Box coordinate listings:
=-=-=

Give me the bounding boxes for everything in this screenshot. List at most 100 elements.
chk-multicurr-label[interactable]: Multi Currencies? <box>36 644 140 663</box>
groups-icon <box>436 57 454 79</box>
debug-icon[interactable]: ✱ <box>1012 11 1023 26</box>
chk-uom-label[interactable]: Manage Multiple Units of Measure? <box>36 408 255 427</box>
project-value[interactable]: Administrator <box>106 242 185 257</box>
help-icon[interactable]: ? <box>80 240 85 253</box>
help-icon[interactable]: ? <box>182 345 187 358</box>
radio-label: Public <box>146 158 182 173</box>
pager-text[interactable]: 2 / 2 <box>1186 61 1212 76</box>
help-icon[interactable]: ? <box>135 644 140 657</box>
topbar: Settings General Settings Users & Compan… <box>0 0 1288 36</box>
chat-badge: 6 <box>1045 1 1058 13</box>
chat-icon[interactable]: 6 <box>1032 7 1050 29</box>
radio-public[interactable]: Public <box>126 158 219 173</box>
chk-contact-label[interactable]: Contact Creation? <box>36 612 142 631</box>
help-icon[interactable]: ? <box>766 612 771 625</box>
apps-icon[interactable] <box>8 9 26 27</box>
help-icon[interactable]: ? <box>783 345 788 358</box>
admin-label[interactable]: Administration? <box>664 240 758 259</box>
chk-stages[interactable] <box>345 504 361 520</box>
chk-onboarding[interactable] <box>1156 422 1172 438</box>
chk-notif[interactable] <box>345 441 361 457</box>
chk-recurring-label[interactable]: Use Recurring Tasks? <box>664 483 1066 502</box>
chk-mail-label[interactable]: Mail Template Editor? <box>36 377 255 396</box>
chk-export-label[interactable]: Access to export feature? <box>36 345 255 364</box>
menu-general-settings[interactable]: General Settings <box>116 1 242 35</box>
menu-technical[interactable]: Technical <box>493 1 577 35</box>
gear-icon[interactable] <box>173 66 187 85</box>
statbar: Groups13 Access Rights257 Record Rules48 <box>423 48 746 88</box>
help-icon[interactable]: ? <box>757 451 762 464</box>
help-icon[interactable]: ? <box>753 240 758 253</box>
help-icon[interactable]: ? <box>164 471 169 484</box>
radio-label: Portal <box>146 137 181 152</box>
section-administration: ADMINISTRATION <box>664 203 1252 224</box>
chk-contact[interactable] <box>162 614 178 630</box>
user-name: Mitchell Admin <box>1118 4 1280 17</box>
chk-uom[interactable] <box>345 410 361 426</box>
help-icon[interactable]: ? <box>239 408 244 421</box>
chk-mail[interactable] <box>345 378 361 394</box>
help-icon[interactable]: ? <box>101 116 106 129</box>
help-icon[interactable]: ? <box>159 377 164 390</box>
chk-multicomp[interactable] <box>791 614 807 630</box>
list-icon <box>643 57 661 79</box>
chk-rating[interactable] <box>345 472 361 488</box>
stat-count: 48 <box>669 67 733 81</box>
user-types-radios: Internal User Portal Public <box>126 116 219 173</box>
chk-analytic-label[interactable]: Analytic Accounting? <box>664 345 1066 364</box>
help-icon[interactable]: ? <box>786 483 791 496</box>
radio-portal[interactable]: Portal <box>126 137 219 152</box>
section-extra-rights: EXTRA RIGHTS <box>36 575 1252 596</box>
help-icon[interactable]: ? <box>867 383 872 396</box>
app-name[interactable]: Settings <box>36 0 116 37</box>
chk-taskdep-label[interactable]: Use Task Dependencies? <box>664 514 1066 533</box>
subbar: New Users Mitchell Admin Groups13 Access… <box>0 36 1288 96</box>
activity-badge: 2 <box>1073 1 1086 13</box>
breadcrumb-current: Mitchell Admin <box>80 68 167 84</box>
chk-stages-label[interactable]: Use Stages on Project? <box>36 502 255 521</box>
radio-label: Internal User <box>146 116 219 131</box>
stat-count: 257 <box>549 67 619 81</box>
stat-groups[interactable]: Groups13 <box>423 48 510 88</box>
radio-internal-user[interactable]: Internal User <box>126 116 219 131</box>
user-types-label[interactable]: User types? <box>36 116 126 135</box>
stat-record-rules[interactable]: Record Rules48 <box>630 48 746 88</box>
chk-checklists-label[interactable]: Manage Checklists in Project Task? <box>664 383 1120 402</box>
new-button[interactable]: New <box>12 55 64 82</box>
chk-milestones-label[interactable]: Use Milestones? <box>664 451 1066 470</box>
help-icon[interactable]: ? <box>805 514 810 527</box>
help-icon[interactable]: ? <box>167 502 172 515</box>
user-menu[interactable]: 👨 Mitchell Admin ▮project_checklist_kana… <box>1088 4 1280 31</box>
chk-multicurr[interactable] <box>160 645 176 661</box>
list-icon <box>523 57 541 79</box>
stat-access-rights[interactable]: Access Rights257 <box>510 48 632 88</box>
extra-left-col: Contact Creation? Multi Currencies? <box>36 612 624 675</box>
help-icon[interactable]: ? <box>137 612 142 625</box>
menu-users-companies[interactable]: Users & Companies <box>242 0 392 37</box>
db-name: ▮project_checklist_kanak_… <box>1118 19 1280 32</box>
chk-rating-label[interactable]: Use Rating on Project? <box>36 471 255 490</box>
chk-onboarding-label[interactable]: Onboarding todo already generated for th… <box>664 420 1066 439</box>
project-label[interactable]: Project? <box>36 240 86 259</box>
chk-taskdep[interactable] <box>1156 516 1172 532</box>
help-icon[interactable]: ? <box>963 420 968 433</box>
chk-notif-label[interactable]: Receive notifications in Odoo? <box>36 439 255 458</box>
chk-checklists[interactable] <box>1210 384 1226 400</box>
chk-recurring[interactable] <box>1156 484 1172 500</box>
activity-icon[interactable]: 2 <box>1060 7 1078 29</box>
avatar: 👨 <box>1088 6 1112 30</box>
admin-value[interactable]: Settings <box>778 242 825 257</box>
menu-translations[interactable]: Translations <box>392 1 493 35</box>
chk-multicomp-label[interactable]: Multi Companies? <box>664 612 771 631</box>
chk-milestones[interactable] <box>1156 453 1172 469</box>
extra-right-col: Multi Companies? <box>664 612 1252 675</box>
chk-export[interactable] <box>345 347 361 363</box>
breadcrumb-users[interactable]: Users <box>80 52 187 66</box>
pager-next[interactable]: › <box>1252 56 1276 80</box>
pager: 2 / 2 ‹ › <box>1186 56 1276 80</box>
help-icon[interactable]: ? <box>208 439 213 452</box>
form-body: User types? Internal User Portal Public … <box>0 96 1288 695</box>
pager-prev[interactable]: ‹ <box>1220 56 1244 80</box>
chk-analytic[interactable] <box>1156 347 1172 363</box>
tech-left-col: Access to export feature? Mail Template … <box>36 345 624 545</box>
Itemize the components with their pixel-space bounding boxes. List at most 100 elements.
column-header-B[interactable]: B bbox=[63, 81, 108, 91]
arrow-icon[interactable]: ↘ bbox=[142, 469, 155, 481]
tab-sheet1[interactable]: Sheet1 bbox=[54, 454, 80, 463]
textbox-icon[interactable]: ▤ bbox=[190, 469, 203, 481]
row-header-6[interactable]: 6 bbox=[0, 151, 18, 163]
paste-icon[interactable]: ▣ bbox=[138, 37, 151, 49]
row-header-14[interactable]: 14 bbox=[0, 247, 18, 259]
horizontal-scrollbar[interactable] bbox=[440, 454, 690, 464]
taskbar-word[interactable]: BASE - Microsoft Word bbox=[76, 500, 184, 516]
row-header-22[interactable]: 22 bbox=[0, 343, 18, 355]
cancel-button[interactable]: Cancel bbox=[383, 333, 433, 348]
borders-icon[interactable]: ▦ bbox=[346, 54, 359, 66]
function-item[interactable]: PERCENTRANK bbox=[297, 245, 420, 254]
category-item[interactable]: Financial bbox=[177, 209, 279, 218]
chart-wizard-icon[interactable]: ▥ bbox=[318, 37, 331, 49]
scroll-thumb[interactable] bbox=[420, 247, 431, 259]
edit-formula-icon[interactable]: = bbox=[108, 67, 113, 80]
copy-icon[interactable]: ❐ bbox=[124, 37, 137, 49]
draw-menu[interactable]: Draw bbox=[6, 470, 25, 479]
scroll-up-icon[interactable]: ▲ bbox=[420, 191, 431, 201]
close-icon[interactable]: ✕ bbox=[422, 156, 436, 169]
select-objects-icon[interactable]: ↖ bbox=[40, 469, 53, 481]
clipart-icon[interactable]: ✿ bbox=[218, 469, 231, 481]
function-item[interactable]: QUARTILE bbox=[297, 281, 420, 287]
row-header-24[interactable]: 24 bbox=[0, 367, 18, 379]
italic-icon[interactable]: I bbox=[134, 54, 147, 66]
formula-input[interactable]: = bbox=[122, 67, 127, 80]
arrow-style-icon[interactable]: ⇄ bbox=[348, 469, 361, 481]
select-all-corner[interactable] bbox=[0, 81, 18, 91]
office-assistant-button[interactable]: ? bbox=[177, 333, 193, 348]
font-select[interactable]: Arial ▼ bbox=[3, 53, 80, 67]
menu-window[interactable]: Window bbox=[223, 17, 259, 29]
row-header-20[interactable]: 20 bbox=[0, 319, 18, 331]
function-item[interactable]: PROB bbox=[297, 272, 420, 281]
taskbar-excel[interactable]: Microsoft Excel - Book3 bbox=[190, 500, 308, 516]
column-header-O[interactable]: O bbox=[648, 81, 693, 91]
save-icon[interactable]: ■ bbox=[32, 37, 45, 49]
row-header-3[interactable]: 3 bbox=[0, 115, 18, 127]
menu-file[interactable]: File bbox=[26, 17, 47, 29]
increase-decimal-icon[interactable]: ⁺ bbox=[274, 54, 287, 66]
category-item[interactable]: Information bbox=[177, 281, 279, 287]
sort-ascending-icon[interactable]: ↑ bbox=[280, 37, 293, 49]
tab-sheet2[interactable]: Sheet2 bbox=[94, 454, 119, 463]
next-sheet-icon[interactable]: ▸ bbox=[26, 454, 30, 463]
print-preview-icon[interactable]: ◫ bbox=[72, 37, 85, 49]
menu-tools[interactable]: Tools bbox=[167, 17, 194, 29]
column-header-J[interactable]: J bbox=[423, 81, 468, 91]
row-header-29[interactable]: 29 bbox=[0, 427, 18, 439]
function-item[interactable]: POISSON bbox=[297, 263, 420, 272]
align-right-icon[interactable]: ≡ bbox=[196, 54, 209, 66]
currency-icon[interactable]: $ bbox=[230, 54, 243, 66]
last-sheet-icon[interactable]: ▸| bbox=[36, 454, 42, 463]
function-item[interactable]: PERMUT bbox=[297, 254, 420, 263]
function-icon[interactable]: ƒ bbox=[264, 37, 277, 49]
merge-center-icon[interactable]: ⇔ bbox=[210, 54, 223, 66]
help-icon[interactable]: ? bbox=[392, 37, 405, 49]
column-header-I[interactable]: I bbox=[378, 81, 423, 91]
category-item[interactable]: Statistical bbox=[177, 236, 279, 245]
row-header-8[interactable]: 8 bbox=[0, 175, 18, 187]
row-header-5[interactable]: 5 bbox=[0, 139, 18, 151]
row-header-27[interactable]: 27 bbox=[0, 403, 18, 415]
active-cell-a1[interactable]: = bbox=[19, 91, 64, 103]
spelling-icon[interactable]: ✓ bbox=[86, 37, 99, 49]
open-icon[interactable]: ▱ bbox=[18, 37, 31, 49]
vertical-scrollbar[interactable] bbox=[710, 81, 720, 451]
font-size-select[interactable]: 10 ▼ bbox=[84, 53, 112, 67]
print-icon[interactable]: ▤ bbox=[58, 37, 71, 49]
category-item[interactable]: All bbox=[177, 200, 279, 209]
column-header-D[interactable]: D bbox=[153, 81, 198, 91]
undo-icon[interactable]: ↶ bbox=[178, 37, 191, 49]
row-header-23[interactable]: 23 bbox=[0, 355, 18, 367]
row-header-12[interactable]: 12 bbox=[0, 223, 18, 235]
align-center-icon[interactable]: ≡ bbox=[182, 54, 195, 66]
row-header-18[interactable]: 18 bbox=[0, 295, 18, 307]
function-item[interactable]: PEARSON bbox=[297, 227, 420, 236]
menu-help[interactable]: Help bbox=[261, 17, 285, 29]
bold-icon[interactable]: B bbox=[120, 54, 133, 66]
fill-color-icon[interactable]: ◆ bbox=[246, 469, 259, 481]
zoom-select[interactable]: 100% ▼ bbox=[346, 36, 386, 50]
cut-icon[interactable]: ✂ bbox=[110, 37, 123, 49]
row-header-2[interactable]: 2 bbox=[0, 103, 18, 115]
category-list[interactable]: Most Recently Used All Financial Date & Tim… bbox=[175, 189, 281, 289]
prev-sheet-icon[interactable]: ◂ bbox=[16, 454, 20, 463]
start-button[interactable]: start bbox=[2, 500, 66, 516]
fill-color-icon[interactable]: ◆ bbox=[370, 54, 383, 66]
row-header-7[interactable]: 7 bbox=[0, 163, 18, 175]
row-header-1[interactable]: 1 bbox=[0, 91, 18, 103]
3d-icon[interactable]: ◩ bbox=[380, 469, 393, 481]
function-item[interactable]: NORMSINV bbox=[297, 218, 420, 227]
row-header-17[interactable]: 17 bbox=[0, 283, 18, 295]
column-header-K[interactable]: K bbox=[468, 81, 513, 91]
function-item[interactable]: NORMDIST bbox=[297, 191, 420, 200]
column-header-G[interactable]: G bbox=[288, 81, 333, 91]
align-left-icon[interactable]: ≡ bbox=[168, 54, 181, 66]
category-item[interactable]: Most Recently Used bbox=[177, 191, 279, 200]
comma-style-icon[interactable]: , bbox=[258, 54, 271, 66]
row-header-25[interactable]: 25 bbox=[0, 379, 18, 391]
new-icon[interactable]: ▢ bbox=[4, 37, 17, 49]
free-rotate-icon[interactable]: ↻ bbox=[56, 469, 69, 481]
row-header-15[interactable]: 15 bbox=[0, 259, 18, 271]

=-=-=

WHAT NEEDS TO BE DONE ▸
Identify every line in the items above that contains the string "chat", and copy each of those lines. Case counts.

WRITTEN ANSWER ▸
chat-badge: 6 <box>1045 1 1058 13</box>
chat-icon[interactable]: 6 <box>1032 7 1050 29</box>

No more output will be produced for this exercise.